──────── Input data

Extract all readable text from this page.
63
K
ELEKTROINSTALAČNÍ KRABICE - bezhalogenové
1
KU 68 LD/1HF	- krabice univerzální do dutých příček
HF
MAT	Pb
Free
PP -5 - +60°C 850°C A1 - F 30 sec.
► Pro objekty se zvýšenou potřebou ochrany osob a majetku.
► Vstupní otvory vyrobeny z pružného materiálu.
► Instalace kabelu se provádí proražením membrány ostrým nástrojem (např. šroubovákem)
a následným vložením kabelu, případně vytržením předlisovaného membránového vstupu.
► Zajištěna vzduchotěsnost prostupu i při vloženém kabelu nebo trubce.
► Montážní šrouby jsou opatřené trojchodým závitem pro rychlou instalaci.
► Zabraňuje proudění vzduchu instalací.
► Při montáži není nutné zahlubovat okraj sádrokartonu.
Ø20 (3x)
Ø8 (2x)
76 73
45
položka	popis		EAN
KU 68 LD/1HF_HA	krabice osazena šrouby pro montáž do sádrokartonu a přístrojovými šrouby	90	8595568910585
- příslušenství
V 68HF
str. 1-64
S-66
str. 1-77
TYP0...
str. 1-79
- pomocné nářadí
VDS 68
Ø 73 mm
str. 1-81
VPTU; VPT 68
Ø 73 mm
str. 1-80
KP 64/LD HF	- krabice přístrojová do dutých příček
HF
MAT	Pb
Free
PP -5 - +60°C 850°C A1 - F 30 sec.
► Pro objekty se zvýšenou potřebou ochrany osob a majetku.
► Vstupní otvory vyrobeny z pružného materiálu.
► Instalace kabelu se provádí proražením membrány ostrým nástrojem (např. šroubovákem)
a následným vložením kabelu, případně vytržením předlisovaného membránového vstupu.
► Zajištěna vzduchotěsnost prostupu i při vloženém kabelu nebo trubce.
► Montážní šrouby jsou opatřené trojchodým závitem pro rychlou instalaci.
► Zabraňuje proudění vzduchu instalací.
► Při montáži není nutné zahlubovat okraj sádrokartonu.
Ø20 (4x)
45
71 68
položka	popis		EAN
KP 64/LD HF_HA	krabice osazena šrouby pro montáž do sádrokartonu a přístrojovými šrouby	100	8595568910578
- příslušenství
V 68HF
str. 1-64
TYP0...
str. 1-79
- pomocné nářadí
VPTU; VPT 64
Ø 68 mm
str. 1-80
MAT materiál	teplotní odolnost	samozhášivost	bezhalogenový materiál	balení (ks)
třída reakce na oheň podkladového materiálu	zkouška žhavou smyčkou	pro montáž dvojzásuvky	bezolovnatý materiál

────────────────

Each line holding "přístrojovými" must be found and copied.

* [Written solution]:
KU 68 LD/1HF_HA	krabice osazena šrouby pro montáž do sádrokartonu a přístrojovými šrouby	90	8595568910585
KP 64/LD HF_HA	krabice osazena šrouby pro montáž do sádrokartonu a přístrojovými šrouby	100	8595568910578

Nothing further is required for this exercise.